Lazily initialize RangeDelAggregator's map and pinning manager

Summary:
Since a RangeDelAggregator is created for each read request, these heap-allocating member variables were consuming significant CPU (~3% total) which slowed down request throughput. The map and pinning manager are only necessary when range deletions exist, so we can defer their initialization until the first range deletion is encountered. Currently lazy initialization is done for reads only since reads pass us a single snapshot, which is easier to store on the stack for later insertion into the map than the vector passed to us by flush or compaction.

Note the Arena member variable is still expensive, I will figure out what to do with it in a subsequent diff. It cannot be lazily initialized because we currently use this arena even to allocate empty iterators, which is necessary even when no range deletions exist.
Closes https://github.com/facebook/rocksdb/pull/1539

Differential Revision: D4203488

Pulled By: ajkr

fbshipit-source-id: 3b36279
main
Andrew Kryczka 8 years ago committed by Facebook Github Bot
parent 41e77b8390
commit 3f62215210
  1. 7
      db/db_impl.cc
  2. 2
      db/db_impl_readonly.cc
  3. 2
      db/db_iter.cc
  4. 75
      db/range_del_aggregator.cc
  5. 23
      db/range_del_aggregator.h
  6. 2
      db/table_cache.cc

@ -3970,7 +3970,7 @@ Status DBImpl::GetImpl(const ReadOptions& read_options,
SuperVersion* sv = GetAndRefSuperVersion(cfd);
// Prepare to store a list of merge operations if merge occurs.

### [Given data]
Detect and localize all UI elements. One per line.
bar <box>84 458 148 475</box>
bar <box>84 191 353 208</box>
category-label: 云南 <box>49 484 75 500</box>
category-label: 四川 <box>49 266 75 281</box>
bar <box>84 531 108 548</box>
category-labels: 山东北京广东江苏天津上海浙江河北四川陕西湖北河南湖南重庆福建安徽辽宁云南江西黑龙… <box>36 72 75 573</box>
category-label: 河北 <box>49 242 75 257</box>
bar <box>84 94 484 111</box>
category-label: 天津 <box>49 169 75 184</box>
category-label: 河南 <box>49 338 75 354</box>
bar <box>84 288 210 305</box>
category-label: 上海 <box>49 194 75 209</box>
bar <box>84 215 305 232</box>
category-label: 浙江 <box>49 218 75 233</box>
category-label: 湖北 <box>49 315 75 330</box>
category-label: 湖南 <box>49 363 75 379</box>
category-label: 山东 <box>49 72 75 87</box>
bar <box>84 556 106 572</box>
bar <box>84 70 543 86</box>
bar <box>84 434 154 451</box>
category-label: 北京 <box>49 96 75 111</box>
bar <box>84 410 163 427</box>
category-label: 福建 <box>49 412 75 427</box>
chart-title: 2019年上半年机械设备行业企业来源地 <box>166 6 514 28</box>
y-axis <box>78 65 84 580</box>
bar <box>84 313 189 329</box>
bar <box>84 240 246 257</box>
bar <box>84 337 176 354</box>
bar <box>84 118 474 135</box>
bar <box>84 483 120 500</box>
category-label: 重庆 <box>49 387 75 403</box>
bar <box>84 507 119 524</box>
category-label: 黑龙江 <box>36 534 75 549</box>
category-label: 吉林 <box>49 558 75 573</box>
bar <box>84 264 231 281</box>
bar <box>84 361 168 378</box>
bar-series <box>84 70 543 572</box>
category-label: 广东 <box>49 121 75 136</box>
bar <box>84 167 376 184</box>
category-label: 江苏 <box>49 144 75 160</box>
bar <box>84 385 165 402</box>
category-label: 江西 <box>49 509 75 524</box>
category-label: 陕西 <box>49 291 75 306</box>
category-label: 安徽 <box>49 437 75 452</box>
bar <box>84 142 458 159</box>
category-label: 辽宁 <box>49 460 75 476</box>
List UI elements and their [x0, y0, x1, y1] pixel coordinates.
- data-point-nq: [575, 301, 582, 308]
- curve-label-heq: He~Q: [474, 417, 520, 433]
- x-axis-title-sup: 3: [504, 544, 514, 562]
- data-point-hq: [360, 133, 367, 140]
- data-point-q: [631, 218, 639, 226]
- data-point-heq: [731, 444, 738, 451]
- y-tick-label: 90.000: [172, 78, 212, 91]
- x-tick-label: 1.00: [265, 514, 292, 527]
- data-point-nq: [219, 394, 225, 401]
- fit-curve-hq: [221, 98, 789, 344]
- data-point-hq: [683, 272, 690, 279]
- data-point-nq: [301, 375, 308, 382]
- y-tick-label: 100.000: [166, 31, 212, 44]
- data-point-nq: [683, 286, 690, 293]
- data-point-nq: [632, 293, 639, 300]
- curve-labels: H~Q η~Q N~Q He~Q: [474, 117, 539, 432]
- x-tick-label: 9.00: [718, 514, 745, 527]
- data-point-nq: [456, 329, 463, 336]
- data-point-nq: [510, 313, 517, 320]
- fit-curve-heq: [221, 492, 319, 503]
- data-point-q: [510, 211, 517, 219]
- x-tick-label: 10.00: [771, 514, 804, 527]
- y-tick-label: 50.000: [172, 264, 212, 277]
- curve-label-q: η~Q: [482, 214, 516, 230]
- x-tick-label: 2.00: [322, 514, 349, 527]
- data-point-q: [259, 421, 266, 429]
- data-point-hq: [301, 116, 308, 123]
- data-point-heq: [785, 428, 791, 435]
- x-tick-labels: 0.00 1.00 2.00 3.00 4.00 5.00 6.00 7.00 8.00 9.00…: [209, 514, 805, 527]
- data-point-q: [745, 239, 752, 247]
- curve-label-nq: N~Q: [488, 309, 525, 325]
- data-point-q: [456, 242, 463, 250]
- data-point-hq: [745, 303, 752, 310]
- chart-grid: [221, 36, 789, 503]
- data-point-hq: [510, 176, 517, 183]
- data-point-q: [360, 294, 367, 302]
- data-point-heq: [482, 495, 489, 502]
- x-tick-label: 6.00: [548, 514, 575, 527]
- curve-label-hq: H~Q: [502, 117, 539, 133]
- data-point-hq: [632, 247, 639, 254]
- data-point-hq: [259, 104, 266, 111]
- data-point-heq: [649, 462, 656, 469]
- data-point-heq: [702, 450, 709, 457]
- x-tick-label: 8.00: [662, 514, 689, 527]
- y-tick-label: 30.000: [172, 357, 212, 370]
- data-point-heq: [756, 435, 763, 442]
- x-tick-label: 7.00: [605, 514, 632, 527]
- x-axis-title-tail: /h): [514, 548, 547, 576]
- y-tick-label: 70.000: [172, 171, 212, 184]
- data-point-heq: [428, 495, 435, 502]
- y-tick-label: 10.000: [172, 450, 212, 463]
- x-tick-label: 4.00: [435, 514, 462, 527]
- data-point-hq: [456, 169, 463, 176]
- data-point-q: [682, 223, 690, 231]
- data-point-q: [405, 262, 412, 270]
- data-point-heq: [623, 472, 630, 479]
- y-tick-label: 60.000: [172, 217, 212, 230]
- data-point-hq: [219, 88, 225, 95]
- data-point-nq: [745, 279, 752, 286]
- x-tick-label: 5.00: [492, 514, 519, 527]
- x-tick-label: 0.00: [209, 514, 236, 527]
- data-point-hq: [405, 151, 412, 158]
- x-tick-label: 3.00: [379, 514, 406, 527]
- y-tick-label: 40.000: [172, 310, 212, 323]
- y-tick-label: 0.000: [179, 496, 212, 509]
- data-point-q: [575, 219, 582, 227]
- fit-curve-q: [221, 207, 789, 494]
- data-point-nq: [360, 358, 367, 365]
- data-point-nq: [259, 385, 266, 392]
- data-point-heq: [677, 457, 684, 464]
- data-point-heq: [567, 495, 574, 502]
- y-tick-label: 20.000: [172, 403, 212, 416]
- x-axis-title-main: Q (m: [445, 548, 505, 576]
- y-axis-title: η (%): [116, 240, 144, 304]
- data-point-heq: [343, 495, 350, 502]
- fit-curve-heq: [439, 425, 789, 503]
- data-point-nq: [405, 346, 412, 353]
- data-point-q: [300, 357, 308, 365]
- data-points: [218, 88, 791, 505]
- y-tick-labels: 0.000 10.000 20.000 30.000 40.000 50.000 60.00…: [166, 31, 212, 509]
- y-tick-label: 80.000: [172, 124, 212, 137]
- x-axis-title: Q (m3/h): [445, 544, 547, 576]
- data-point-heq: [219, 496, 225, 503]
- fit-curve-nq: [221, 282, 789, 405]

### [Problems and tasks]
1. From the RangeDelAggregator commit message, print the passage that begins at the words "Note the Arena" and stops after the words "range deletions exist.", copied exactly.
2. According to the RangeDelAggregator commit message, why can the Arena member variable not be lazily initialized?

### [Task-by-task solutions]
1.
Note the Arena member variable is still expensive, I will figure out what to do with it in a subsequent diff. It cannot be lazily initialized because we currently use this arena even to allocate empty iterators, which is necessary even when no range deletions exist.

2. The arena is currently used even to allocate empty iterators, which are needed even when no range deletions exist.